■ Your task
Tally the lines of the data that include the word "твердыми" and state the total, nothing else.

[START OF Input material]

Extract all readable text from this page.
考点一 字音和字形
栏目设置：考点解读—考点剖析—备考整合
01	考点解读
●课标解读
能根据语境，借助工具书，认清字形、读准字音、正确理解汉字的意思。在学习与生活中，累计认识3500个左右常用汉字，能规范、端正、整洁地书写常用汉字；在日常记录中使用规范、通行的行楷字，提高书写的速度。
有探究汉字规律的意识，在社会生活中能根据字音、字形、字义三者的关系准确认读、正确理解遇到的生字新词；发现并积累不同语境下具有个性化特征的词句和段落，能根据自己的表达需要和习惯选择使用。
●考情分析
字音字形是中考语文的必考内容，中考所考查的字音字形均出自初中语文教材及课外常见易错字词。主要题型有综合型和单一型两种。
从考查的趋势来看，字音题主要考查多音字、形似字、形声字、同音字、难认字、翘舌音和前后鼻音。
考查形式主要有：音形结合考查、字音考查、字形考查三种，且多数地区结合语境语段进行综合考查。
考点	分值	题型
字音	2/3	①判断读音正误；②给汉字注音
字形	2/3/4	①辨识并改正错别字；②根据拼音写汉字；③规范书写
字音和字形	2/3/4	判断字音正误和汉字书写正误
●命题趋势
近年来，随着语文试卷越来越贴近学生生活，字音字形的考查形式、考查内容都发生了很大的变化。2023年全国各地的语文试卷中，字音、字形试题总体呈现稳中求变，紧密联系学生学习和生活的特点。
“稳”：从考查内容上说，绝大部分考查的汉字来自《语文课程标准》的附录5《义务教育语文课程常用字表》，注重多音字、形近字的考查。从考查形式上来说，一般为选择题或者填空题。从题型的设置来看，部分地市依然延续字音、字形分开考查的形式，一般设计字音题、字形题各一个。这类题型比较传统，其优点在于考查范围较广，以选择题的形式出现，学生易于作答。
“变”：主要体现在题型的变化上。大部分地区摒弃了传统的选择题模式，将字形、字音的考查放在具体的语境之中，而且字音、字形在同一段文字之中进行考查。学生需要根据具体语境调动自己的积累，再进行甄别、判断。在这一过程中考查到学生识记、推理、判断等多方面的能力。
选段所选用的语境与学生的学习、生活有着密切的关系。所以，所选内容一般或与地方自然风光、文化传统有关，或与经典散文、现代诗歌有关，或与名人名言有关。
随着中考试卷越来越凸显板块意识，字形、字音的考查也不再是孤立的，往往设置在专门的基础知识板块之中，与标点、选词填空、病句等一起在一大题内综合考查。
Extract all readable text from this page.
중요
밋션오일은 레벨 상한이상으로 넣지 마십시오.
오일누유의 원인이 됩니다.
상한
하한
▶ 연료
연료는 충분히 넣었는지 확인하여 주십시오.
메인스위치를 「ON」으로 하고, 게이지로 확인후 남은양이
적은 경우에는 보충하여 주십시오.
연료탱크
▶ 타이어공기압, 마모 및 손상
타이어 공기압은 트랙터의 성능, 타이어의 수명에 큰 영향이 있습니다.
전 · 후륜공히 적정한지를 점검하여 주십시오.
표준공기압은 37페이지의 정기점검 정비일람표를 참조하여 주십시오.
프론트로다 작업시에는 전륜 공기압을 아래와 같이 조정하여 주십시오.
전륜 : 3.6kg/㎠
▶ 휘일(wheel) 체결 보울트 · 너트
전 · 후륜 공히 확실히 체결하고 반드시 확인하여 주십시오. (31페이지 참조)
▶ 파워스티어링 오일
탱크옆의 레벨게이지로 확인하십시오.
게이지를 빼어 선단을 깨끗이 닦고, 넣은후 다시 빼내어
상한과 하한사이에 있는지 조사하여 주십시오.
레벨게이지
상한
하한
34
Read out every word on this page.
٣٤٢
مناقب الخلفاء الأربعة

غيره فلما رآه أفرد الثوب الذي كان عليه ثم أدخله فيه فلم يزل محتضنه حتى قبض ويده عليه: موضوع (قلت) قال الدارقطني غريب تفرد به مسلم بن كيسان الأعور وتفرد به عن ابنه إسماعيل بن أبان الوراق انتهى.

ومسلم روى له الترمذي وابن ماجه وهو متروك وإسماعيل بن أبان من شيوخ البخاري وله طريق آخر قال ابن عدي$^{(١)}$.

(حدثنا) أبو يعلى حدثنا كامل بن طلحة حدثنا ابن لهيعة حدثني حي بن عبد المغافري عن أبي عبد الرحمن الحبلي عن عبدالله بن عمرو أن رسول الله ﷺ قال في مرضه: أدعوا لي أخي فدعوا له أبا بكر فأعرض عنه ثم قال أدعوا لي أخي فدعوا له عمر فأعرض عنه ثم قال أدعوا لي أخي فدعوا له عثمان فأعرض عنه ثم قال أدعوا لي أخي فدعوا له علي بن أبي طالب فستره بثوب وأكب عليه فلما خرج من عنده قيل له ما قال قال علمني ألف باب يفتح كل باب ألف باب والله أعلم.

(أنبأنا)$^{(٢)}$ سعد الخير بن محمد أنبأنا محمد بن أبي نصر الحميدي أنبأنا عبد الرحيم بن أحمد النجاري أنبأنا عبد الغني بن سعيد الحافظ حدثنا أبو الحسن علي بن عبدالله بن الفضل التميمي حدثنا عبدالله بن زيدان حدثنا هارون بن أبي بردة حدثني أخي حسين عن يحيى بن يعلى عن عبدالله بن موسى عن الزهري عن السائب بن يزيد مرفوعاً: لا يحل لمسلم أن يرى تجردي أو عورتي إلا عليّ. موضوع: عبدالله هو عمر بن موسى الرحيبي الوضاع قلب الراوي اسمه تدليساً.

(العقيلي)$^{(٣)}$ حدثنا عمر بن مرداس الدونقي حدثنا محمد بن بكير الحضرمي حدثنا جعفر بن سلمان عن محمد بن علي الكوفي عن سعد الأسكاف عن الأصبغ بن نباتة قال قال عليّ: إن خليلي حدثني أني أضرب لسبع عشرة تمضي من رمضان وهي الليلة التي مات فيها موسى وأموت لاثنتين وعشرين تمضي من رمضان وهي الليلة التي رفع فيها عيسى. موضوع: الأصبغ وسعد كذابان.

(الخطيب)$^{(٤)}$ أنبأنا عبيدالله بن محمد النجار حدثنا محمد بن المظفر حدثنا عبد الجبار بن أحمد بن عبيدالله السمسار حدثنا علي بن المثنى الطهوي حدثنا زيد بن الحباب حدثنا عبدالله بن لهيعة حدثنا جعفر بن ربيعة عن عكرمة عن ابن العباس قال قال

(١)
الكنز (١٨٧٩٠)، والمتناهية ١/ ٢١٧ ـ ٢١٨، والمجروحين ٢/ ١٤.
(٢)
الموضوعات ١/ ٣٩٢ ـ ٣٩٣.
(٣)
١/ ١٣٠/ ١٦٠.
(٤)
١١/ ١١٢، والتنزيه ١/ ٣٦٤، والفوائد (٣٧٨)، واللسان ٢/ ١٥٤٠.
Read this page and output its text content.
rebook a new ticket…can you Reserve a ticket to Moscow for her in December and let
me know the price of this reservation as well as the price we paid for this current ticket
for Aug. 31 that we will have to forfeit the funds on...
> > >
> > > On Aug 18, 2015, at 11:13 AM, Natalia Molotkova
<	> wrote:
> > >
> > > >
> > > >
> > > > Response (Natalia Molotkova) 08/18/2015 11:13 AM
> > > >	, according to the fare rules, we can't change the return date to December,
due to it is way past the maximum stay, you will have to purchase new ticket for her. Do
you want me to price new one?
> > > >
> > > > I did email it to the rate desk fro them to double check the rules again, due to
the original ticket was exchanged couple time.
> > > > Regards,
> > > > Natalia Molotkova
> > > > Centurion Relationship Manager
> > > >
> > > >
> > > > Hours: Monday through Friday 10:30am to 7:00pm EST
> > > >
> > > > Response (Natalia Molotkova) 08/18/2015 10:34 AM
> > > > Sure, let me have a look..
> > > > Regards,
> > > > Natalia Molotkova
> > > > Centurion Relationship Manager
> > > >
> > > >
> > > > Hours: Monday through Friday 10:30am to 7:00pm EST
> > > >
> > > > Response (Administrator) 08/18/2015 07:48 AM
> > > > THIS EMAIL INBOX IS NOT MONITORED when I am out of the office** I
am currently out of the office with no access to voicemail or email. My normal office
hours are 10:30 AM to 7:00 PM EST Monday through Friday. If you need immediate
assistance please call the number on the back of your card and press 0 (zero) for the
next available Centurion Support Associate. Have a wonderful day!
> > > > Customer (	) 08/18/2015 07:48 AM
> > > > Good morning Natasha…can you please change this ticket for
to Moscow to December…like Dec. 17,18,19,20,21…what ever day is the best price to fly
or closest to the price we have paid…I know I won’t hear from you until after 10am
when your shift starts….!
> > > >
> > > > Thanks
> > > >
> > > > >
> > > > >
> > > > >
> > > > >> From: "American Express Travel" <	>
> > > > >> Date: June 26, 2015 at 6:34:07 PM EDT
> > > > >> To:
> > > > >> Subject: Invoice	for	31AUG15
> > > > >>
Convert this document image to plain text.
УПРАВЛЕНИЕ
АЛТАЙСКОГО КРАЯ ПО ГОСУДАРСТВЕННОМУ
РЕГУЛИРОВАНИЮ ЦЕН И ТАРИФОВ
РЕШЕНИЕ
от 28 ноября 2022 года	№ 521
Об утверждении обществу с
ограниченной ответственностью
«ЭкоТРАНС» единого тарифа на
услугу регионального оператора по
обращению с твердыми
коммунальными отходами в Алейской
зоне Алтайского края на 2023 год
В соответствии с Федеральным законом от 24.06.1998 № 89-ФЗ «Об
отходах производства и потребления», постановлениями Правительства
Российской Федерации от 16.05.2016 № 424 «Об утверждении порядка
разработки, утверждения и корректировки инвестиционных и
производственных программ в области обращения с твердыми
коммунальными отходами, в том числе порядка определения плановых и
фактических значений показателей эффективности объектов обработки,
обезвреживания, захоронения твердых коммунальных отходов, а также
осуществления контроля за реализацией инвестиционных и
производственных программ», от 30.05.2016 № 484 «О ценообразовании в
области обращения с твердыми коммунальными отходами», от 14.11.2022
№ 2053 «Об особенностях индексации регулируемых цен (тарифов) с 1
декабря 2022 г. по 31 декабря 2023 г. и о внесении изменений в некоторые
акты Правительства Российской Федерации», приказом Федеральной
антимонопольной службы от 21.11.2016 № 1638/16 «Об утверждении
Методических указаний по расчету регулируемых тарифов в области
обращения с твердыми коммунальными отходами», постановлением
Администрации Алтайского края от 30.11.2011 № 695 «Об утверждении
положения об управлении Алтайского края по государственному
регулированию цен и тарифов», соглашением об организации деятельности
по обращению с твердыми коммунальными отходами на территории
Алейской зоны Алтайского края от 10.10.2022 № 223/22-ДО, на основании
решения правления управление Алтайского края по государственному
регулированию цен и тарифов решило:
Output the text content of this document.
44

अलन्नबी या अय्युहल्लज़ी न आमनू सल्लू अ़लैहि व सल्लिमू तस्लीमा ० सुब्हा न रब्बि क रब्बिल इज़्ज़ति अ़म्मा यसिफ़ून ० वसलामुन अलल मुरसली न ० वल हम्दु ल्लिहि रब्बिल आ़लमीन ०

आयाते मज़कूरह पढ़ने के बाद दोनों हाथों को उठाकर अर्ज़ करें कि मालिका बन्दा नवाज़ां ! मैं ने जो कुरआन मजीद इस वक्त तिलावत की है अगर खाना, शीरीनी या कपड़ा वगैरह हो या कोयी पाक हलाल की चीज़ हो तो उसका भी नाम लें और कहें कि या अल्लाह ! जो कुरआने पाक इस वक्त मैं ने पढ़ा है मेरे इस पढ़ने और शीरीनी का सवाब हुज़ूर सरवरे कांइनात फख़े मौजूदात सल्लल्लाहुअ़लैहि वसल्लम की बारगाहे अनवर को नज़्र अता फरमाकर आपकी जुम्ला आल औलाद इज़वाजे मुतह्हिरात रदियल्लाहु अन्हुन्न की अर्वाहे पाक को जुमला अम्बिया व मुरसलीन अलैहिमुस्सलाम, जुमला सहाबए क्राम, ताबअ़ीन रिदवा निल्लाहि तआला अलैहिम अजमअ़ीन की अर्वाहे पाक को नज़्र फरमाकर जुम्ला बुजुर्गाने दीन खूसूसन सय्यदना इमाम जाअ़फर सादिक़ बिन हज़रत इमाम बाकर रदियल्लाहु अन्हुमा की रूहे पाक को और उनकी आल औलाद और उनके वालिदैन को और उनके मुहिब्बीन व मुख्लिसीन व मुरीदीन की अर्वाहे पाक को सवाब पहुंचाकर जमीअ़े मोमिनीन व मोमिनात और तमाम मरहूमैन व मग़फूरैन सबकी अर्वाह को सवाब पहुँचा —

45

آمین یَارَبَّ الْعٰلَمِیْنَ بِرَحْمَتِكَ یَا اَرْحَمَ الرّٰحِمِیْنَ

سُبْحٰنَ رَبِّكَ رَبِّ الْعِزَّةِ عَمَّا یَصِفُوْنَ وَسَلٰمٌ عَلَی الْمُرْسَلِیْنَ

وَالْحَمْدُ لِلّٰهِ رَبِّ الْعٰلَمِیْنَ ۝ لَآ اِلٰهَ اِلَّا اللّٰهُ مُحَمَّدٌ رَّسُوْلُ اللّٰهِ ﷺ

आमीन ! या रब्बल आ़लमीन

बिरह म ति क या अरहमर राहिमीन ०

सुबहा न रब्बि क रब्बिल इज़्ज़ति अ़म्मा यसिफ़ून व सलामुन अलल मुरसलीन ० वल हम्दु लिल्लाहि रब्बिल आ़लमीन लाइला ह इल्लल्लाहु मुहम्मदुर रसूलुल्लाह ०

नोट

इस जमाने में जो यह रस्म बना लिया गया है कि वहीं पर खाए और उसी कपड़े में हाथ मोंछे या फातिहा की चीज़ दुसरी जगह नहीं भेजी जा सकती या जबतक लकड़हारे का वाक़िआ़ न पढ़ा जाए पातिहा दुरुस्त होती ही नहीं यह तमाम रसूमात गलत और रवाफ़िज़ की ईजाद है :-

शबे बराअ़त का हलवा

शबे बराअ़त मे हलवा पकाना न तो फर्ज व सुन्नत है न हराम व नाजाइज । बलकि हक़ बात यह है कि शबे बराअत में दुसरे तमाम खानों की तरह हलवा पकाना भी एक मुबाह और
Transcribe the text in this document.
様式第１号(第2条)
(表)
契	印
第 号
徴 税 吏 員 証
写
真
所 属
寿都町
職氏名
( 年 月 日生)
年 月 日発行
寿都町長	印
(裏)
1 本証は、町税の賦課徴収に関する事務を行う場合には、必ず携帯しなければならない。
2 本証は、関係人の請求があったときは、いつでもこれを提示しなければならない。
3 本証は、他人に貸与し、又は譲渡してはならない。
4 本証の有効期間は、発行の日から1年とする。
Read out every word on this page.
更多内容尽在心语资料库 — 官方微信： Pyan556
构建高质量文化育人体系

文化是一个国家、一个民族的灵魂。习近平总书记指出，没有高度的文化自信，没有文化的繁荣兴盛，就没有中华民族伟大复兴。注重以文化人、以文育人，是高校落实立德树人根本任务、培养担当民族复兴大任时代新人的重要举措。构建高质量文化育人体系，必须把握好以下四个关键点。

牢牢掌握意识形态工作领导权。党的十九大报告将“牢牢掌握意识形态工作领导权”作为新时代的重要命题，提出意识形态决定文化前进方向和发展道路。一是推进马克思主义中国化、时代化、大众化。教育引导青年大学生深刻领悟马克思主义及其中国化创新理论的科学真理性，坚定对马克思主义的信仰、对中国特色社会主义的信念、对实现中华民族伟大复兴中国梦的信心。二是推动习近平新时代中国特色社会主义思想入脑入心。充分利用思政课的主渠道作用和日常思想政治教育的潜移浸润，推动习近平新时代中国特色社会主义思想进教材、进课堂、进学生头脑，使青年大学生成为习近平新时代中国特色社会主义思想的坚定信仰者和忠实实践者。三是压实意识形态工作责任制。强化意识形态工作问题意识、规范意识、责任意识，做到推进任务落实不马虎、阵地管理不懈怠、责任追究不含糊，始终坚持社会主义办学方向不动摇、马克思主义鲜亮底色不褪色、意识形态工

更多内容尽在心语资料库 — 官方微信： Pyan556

[END OF Input material]

■ Solved problem
5